▶ _OBJECTIVE_
Out of the lines below, please list those that hold the string "title".

▶ _EXERCISE INPUT_

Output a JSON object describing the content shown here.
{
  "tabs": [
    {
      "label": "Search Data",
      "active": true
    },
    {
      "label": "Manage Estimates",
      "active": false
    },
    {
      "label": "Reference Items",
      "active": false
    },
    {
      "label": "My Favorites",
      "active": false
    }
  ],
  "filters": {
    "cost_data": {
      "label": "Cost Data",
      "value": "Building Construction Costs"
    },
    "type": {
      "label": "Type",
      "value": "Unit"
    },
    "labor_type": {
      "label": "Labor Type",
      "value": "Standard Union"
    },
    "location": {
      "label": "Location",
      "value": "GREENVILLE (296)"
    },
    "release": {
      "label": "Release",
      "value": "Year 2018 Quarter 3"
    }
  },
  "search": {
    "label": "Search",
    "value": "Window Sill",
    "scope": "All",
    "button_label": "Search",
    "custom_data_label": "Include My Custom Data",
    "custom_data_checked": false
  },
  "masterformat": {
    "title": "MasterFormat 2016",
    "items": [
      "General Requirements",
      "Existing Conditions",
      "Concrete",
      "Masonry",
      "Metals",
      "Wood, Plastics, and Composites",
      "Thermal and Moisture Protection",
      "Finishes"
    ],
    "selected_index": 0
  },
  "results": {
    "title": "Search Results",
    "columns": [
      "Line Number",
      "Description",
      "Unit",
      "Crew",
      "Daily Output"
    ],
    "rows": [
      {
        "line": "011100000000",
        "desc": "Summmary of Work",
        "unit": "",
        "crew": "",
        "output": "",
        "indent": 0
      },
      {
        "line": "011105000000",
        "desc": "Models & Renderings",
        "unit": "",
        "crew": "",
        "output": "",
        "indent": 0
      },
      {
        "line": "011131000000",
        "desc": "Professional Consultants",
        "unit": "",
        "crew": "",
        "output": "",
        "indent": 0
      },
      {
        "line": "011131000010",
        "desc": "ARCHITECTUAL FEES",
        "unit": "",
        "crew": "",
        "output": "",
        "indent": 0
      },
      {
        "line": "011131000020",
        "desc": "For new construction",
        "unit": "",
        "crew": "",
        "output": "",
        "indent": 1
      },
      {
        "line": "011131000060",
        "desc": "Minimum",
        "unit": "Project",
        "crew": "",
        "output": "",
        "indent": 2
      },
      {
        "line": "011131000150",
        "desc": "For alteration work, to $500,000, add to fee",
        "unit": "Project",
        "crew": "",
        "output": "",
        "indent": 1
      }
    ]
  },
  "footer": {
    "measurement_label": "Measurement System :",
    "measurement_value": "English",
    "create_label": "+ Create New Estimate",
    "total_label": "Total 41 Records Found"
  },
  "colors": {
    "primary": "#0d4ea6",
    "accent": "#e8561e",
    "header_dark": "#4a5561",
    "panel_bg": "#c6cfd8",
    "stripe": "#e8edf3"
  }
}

▶ _RESPONSE_
    "title": "MasterFormat 2016",
    "title": "Search Results",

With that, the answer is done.